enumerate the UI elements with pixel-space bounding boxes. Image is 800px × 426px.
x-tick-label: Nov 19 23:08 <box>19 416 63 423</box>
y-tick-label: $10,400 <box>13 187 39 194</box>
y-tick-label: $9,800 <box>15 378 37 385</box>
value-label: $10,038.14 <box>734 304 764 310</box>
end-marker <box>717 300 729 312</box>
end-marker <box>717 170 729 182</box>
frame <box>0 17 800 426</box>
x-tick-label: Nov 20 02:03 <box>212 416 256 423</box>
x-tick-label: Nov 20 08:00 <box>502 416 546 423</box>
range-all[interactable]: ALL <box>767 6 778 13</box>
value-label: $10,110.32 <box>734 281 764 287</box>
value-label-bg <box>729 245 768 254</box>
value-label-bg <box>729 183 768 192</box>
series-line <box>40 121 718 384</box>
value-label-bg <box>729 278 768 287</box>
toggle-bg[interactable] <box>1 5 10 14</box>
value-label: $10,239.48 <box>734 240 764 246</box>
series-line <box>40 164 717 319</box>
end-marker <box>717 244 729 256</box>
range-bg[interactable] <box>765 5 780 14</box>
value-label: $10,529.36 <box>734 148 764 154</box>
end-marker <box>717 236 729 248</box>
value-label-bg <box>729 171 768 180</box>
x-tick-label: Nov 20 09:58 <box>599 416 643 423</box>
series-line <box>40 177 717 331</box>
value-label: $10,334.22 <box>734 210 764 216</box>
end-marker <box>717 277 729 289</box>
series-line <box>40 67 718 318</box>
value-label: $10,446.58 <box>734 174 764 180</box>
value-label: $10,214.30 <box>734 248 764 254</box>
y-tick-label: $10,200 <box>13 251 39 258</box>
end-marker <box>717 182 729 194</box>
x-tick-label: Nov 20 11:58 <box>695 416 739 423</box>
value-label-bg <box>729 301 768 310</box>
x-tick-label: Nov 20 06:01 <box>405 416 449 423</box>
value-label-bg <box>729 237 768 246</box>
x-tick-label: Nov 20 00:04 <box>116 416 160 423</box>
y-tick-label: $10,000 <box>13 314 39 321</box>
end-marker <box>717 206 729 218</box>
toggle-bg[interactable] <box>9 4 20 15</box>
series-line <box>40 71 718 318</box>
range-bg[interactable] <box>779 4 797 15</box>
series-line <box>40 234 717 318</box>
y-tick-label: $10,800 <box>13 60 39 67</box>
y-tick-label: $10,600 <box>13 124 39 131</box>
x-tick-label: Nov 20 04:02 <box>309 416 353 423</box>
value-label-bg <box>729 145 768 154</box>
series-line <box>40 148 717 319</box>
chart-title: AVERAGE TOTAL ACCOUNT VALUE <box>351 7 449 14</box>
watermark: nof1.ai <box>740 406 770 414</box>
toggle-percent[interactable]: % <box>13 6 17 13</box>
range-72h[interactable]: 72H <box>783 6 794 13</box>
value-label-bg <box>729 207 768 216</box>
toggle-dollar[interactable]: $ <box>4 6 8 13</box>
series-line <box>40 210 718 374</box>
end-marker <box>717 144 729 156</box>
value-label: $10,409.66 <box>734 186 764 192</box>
------------------------------------------------------------------------
Exercise task » Format every line of the material above as a numbered list, omitting any blank lines.

Result for this task »
1. enumerate the UI elements with pixel-space bounding boxes. Image is 800px × 426px.
2. x-tick-label: Nov 19 23:08 <box>19 416 63 423</box>
3. y-tick-label: $10,400 <box>13 187 39 194</box>
4. y-tick-label: $9,800 <box>15 378 37 385</box>
5. value-label: $10,038.14 <box>734 304 764 310</box>
6. end-marker <box>717 300 729 312</box>
7. end-marker <box>717 170 729 182</box>
8. frame <box>0 17 800 426</box>
9. x-tick-label: Nov 20 02:03 <box>212 416 256 423</box>
10. x-tick-label: Nov 20 08:00 <box>502 416 546 423</box>
11. range-all[interactable]: ALL <box>767 6 778 13</box>
12. value-label: $10,110.32 <box>734 281 764 287</box>
13. value-label-bg <box>729 245 768 254</box>
14. value-label-bg <box>729 183 768 192</box>
15. series-line <box>40 121 718 384</box>
16. value-label-bg <box>729 278 768 287</box>
17. toggle-bg[interactable] <box>1 5 10 14</box>
18. value-label: $10,239.48 <box>734 240 764 246</box>
19. series-line <box>40 164 717 319</box>
20. end-marker <box>717 244 729 256</box>
21. range-bg[interactable] <box>765 5 780 14</box>
22. value-label: $10,529.36 <box>734 148 764 154</box>
23. end-marker <box>717 236 729 248</box>
24. value-label-bg <box>729 171 768 180</box>
25. x-tick-label: Nov 20 09:58 <box>599 416 643 423</box>
26. series-line <box>40 177 717 331</box>
27. value-label: $10,334.22 <box>734 210 764 216</box>
28. end-marker <box>717 277 729 289</box>
29. series-line <box>40 67 718 318</box>
30. value-label: $10,446.58 <box>734 174 764 180</box>
31. value-label: $10,214.30 <box>734 248 764 254</box>
32. y-tick-label: $10,200 <box>13 251 39 258</box>
33. end-marker <box>717 182 729 194</box>
34. x-tick-label: Nov 20 11:58 <box>695 416 739 423</box>
35. value-label-bg <box>729 301 768 310</box>
36. x-tick-label: Nov 20 06:01 <box>405 416 449 423</box>
37. value-label-bg <box>729 237 768 246</box>
38. x-tick-label: Nov 20 00:04 <box>116 416 160 423</box>
39. y-tick-label: $10,000 <box>13 314 39 321</box>
40. end-marker <box>717 206 729 218</box>
41. toggle-bg[interactable] <box>9 4 20 15</box>
42. series-line <box>40 71 718 318</box>
43. range-bg[interactable] <box>779 4 797 15</box>
44. series-line <box>40 234 717 318</box>
45. y-tick-label: $10,800 <box>13 60 39 67</box>
46. y-tick-label: $10,600 <box>13 124 39 131</box>
47. x-tick-label: Nov 20 04:02 <box>309 416 353 423</box>
48. value-label-bg <box>729 145 768 154</box>
49. series-line <box>40 148 717 319</box>
50. chart-title: AVERAGE TOTAL ACCOUNT VALUE <box>351 7 449 14</box>
51. watermark: nof1.ai <box>740 406 770 414</box>
52. toggle-percent[interactable]: % <box>13 6 17 13</box>
53. range-72h[interactable]: 72H <box>783 6 794 13</box>
54. value-label-bg <box>729 207 768 216</box>
55. toggle-dollar[interactable]: $ <box>4 6 8 13</box>
56. series-line <box>40 210 718 374</box>
57. end-marker <box>717 144 729 156</box>
58. value-label: $10,409.66 <box>734 186 764 192</box>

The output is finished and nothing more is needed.